### What the task requires
Look for "name" in each line of the entries, and return the matching lines.

>> Begin Supplied information

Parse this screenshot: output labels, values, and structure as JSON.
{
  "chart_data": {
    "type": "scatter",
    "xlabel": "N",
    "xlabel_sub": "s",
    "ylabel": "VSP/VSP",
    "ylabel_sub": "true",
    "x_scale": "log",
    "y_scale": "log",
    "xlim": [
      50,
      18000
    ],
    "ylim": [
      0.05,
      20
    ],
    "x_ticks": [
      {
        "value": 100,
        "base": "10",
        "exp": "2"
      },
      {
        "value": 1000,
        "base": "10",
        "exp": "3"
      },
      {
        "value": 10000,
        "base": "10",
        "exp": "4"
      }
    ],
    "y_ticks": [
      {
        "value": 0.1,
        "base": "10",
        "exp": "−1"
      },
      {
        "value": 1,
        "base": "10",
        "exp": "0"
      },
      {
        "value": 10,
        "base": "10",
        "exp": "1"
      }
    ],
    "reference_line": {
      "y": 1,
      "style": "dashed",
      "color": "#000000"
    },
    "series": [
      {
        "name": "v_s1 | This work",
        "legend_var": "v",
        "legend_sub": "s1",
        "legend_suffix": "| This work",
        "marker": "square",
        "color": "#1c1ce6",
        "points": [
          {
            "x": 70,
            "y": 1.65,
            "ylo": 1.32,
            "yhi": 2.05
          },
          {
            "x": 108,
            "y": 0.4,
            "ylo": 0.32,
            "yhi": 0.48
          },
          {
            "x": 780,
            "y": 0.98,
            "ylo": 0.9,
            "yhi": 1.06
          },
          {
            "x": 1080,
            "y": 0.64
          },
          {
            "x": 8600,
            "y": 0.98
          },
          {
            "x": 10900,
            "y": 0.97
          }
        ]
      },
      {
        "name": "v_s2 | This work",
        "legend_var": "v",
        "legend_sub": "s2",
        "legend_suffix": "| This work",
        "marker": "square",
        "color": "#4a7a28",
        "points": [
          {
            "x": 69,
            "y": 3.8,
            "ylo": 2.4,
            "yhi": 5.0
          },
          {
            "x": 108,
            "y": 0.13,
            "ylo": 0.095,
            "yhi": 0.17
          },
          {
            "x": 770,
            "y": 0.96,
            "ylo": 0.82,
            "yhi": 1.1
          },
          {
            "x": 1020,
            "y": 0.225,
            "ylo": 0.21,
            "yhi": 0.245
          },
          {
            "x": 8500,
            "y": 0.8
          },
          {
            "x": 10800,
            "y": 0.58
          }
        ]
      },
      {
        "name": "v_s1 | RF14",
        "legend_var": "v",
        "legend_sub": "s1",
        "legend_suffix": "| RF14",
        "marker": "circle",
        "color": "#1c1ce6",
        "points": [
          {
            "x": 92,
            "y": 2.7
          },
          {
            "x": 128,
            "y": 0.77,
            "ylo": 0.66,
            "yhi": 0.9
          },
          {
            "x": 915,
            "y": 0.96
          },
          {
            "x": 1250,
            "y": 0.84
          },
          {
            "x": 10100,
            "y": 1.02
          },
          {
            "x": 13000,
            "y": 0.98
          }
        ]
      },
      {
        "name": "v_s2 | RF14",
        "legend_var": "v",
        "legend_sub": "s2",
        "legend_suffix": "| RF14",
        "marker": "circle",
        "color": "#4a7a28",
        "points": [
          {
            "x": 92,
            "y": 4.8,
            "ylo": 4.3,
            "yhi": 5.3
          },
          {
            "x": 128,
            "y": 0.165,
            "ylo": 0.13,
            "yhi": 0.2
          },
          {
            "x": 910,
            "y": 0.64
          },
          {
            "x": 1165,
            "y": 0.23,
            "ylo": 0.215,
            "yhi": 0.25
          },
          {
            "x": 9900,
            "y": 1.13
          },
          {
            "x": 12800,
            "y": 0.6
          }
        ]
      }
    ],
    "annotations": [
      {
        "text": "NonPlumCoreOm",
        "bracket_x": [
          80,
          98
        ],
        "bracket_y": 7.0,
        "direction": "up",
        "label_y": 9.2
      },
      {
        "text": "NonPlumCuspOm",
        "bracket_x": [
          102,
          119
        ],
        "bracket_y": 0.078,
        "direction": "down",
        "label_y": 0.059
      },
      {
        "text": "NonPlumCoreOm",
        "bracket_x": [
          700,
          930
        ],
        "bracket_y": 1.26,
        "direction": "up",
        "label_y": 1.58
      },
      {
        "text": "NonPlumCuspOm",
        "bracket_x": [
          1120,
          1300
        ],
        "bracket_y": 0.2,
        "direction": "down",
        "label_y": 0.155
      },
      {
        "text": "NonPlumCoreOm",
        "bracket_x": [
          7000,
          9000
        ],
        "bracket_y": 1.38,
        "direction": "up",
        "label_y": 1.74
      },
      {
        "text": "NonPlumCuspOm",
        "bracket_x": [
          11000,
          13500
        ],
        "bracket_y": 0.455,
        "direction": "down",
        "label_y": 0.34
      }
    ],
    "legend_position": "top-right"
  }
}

>> End Supplied information

### Reply to the task
        "name": "v_s1 | This work",
        "name": "v_s2 | This work",
        "name": "v_s1 | RF14",
        "name": "v_s2 | RF14",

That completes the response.